Records to use
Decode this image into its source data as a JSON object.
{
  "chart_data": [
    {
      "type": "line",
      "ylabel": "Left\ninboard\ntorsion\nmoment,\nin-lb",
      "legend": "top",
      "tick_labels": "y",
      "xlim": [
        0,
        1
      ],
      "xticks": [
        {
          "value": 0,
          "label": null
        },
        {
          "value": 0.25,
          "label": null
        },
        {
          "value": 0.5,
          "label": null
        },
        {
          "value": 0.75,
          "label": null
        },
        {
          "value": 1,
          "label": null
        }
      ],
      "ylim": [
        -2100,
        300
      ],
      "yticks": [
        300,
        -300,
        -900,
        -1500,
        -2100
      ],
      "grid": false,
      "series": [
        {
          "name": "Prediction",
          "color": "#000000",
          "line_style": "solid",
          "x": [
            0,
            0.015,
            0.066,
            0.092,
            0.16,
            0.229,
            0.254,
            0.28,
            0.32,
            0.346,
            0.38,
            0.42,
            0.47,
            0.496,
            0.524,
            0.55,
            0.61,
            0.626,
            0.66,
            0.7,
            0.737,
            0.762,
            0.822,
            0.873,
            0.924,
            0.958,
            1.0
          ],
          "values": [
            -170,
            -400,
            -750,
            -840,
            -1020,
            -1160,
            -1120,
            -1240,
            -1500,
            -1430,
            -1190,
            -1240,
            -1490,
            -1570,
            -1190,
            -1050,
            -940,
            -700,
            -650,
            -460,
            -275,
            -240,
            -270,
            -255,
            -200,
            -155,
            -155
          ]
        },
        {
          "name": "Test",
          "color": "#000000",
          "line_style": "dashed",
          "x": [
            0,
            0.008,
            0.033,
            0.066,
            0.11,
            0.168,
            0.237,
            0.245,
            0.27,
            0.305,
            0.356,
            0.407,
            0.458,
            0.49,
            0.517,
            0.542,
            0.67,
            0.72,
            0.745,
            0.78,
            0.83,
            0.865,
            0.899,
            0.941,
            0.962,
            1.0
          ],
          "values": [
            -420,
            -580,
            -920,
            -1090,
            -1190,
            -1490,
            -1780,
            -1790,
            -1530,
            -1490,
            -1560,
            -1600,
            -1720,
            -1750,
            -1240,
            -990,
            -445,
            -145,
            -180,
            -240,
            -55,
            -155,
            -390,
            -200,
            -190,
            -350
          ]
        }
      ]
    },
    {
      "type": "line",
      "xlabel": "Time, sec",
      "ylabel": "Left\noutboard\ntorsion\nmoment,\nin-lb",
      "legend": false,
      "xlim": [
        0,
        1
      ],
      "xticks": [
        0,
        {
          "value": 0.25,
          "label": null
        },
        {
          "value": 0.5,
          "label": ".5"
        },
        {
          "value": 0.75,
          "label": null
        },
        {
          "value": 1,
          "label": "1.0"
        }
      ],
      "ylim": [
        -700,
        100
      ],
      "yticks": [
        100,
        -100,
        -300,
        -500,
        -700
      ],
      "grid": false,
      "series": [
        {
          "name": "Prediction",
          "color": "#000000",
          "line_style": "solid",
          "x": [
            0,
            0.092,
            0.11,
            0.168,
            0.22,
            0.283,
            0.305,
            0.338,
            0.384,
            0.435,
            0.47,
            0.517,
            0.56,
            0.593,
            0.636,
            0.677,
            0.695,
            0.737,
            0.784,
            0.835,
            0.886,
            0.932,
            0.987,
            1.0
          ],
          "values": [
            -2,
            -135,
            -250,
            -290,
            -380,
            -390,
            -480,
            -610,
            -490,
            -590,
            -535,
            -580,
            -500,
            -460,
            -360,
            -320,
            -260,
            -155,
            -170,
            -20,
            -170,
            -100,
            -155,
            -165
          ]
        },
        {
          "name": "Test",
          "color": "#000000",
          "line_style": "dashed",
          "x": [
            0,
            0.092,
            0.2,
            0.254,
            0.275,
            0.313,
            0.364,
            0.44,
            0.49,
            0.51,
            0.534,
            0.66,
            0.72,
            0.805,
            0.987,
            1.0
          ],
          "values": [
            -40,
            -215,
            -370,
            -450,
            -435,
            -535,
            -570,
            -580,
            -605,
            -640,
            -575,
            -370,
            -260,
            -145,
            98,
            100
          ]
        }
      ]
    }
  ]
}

Given request
Repeat the records above exactly, from the first line to the last.

Exercise output
Decode this image into its source data as a JSON object.
{
  "chart_data": [
    {
      "type": "line",
      "ylabel": "Left\ninboard\ntorsion\nmoment,\nin-lb",
      "legend": "top",
      "tick_labels": "y",
      "xlim": [
        0,
        1
      ],
      "xticks": [
        {
          "value": 0,
          "label": null
        },
        {
          "value": 0.25,
          "label": null
        },
        {
          "value": 0.5,
          "label": null
        },
        {
          "value": 0.75,
          "label": null
        },
        {
          "value": 1,
          "label": null
        }
      ],
      "ylim": [
        -2100,
        300
      ],
      "yticks": [
        300,
        -300,
        -900,
        -1500,
        -2100
      ],
      "grid": false,
      "series": [
        {
          "name": "Prediction",
          "color": "#000000",
          "line_style": "solid",
          "x": [
            0,
            0.015,
            0.066,
            0.092,
            0.16,
            0.229,
            0.254,
            0.28,
            0.32,
            0.346,
            0.38,
            0.42,
            0.47,
            0.496,
            0.524,
            0.55,
            0.61,
            0.626,
            0.66,
            0.7,
            0.737,
            0.762,
            0.822,
            0.873,
            0.924,
            0.958,
            1.0
          ],
          "values": [
            -170,
            -400,
            -750,
            -840,
            -1020,
            -1160,
            -1120,
            -1240,
            -1500,
            -1430,
            -1190,
            -1240,
            -1490,
            -1570,
            -1190,
            -1050,
            -940,
            -700,
            -650,
            -460,
            -275,
            -240,
            -270,
            -255,
            -200,
            -155,
            -155
          ]
        },
        {
          "name": "Test",
          "color": "#000000",
          "line_style": "dashed",
          "x": [
            0,
            0.008,
            0.033,
            0.066,
            0.11,
            0.168,
            0.237,
            0.245,
            0.27,
            0.305,
            0.356,
            0.407,
            0.458,
            0.49,
            0.517,
            0.542,
            0.67,
            0.72,
            0.745,
            0.78,
            0.83,
            0.865,
            0.899,
            0.941,
            0.962,
            1.0
          ],
          "values": [
            -420,
            -580,
            -920,
            -1090,
            -1190,
            -1490,
            -1780,
            -1790,
            -1530,
            -1490,
            -1560,
            -1600,
            -1720,
            -1750,
            -1240,
            -990,
            -445,
            -145,
            -180,
            -240,
            -55,
            -155,
            -390,
            -200,
            -190,
            -350
          ]
        }
      ]
    },
    {
      "type": "line",
      "xlabel": "Time, sec",
      "ylabel": "Left\noutboard\ntorsion\nmoment,\nin-lb",
      "legend": false,
      "xlim": [
        0,
        1
      ],
      "xticks": [
        0,
        {
          "value": 0.25,
          "label": null
        },
        {
          "value": 0.5,
          "label": ".5"
        },
        {
          "value": 0.75,
          "label": null
        },
        {
          "value": 1,
          "label": "1.0"
        }
      ],
      "ylim": [
        -700,
        100
      ],
      "yticks": [
        100,
        -100,
        -300,
        -500,
        -700
      ],
      "grid": false,
      "series": [
        {
          "name": "Prediction",
          "color": "#000000",
          "line_style": "solid",
          "x": [
            0,
            0.092,
            0.11,
            0.168,
            0.22,
            0.283,
            0.305,
            0.338,
            0.384,
            0.435,
            0.47,
            0.517,
            0.56,
            0.593,
            0.636,
            0.677,
            0.695,
            0.737,
            0.784,
            0.835,
            0.886,
            0.932,
            0.987,
            1.0
          ],
          "values": [
            -2,
            -135,
            -250,
            -290,
            -380,
            -390,
            -480,
            -610,
            -490,
            -590,
            -535,
            -580,
            -500,
            -460,
            -360,
            -320,
            -260,
            -155,
            -170,
            -20,
            -170,
            -100,
            -155,
            -165
          ]
        },
        {
          "name": "Test",
          "color": "#000000",
          "line_style": "dashed",
          "x": [
            0,
            0.092,
            0.2,
            0.254,
            0.275,
            0.313,
            0.364,
            0.44,
            0.49,
            0.51,
            0.534,
            0.66,
            0.72,
            0.805,
            0.987,
            1.0
          ],
          "values": [
            -40,
            -215,
            -370,
            -450,
            -435,
            -535,
            -570,
            -580,
            -605,
            -640,
            -575,
            -370,
            -260,
            -145,
            98,
            100
          ]
        }
      ]
    }
  ]
}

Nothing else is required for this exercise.